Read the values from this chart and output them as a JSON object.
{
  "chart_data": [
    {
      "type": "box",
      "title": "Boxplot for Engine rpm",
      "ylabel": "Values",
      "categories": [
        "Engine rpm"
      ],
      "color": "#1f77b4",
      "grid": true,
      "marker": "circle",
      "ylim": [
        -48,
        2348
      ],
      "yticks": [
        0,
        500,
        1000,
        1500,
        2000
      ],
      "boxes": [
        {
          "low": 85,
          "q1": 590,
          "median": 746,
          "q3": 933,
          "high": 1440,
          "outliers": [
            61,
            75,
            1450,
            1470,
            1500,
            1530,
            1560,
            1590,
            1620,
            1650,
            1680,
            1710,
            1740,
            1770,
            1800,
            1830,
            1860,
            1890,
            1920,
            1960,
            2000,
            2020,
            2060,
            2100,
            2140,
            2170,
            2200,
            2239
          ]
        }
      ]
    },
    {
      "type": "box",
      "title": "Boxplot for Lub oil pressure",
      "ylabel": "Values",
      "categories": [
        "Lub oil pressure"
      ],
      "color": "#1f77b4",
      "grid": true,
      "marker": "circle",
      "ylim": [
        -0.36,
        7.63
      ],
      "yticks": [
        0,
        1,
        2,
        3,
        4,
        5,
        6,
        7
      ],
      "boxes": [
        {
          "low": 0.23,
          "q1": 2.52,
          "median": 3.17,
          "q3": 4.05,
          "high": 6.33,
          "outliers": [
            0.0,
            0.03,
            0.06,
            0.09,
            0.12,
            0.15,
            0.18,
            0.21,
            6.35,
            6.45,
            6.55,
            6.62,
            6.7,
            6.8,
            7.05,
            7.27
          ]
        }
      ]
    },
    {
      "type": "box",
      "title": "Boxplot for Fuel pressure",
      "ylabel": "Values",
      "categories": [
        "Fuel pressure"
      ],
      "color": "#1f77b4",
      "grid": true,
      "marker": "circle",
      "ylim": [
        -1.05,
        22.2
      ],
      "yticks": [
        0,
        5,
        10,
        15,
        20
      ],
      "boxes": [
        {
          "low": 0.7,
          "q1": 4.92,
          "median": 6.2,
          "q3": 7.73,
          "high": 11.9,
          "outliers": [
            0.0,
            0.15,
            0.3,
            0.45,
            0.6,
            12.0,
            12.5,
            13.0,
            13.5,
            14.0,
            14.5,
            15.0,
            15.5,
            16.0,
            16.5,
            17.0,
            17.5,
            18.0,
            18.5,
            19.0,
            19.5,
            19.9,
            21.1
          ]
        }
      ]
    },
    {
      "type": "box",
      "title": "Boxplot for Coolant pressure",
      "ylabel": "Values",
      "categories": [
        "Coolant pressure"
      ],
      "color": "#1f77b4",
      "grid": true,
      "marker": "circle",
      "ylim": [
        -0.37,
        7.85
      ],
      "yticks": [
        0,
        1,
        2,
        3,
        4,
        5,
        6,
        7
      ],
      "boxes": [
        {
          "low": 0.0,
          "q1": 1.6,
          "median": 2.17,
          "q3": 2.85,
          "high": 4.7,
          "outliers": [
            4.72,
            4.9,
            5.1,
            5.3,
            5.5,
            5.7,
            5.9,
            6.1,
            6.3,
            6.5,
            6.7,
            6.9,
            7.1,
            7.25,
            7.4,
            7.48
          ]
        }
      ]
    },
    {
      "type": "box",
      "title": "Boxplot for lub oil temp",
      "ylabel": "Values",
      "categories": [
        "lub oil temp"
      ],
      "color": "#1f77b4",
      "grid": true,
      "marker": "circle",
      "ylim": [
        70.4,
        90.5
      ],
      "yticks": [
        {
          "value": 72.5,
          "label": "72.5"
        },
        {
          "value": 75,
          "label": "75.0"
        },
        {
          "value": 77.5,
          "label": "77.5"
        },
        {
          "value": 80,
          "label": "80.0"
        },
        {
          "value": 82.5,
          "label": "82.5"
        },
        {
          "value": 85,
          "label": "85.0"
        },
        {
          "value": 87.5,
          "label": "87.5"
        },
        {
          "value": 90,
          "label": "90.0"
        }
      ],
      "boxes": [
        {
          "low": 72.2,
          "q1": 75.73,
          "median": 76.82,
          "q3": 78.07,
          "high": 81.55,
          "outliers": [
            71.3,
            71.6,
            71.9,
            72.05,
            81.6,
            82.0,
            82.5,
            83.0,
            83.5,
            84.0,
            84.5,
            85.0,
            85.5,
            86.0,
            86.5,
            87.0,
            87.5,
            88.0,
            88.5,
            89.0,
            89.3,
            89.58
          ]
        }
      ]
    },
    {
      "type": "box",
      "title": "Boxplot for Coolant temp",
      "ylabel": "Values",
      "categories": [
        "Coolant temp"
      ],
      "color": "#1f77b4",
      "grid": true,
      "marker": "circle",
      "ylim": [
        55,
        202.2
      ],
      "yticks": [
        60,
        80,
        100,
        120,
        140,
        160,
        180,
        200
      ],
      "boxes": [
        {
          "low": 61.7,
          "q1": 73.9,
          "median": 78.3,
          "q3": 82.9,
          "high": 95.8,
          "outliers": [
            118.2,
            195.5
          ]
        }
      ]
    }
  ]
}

> [Exercise details]
Look through the data above. Find each line with the string "median" and copy it.

> [Result of the task]
          "median": 746,
          "median": 3.17,
          "median": 6.2,
          "median": 2.17,
          "median": 76.82,
          "median": 78.3,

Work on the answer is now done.